Stored dataset items

-----

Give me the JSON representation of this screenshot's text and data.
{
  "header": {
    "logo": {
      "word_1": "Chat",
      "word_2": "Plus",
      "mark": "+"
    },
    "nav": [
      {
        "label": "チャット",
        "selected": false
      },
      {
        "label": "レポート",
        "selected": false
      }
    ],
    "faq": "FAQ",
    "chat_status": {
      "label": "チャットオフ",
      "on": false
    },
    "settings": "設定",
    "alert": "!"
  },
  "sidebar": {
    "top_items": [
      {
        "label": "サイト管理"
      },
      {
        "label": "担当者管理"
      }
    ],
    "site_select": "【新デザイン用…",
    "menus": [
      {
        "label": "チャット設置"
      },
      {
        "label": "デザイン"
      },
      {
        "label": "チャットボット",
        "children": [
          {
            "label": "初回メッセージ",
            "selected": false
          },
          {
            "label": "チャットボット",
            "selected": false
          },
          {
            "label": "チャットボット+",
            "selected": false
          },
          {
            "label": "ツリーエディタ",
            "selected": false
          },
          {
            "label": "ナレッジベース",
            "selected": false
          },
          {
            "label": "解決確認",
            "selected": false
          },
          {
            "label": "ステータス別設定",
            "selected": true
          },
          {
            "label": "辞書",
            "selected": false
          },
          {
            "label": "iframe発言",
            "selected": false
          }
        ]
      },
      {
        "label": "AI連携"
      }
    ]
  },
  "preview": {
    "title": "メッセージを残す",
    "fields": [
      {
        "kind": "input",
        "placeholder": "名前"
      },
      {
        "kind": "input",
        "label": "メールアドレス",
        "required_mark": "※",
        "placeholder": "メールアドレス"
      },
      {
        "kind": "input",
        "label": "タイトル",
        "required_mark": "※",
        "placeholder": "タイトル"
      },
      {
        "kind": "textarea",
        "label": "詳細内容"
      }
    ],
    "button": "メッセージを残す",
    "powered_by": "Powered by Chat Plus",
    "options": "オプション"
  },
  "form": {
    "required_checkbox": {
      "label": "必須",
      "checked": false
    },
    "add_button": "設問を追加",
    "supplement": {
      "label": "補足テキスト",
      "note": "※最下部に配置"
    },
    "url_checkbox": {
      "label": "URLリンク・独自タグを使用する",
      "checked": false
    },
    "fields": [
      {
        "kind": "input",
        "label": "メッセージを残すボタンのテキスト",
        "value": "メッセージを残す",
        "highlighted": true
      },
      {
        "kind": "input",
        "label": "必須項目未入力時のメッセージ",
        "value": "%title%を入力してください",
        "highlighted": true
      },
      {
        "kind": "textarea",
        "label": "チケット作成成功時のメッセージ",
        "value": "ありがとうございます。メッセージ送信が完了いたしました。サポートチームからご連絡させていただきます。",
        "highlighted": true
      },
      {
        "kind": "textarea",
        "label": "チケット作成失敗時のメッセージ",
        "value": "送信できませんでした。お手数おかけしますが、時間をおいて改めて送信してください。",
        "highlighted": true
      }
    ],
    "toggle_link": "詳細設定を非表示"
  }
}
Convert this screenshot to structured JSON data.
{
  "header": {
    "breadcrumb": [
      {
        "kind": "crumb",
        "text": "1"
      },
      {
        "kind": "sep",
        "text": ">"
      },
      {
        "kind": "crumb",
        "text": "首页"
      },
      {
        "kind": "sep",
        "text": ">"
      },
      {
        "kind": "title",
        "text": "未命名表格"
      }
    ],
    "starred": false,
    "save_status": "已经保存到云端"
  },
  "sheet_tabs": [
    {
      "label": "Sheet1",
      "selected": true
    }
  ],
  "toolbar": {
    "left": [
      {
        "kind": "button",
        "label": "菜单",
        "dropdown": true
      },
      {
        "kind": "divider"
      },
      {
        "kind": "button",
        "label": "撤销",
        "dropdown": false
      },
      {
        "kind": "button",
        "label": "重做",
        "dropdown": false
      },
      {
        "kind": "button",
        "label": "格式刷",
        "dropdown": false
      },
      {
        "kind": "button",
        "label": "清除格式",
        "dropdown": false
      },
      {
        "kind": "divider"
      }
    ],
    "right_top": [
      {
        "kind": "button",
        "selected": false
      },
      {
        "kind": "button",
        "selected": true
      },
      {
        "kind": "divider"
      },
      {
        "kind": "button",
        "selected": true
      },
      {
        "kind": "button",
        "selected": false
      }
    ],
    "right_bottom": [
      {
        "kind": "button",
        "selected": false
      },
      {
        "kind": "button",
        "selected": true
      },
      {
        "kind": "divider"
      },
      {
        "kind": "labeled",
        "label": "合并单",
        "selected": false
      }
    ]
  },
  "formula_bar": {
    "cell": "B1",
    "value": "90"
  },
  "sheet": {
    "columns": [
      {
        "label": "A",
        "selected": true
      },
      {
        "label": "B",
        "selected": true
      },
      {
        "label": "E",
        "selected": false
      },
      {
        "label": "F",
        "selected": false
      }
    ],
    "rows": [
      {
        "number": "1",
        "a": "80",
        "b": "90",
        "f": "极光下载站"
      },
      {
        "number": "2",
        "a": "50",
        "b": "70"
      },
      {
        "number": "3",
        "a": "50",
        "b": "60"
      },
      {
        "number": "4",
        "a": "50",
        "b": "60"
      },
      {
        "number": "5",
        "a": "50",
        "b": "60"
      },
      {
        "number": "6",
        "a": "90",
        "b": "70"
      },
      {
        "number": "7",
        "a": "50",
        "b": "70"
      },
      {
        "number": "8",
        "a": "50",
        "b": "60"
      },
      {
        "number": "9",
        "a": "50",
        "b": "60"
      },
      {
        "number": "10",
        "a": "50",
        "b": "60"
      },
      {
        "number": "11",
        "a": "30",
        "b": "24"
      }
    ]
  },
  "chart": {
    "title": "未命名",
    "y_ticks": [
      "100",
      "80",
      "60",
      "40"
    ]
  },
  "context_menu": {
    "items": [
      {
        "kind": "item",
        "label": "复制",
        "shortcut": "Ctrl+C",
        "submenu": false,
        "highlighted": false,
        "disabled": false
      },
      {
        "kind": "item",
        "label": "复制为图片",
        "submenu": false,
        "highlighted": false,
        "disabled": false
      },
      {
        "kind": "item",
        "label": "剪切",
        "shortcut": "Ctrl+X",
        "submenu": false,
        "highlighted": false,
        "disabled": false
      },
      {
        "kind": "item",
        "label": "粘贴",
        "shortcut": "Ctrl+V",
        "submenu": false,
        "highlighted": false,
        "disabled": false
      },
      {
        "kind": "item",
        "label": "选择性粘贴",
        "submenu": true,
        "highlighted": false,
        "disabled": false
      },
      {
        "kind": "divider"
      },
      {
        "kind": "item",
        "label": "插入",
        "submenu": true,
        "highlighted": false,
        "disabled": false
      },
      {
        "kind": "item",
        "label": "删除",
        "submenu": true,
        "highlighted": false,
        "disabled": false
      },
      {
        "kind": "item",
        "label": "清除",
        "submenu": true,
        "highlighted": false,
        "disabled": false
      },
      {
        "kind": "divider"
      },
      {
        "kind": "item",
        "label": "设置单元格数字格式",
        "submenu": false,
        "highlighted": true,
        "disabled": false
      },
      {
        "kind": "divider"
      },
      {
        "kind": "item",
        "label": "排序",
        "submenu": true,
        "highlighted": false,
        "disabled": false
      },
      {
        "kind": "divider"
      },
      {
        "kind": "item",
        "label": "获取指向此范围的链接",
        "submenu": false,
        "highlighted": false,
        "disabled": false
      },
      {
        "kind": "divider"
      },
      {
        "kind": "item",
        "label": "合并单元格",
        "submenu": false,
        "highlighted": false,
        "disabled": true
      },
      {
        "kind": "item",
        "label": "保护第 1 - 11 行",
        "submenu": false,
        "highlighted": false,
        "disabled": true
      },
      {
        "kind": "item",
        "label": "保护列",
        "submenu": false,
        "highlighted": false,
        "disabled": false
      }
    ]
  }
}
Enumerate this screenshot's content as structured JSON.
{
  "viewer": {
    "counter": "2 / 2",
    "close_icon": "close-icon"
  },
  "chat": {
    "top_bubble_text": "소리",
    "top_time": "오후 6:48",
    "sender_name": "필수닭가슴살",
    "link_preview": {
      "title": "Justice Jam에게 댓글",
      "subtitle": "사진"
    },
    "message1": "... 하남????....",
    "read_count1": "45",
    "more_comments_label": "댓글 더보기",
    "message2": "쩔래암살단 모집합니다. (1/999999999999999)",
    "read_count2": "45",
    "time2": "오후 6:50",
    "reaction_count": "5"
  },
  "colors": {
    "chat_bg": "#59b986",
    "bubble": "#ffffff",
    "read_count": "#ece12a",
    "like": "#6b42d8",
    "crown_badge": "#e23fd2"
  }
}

-----

Every line that holds the word "メールアドレス" should be extracted.

        "label": "メールアドレス",
        "placeholder": "メールアドレス"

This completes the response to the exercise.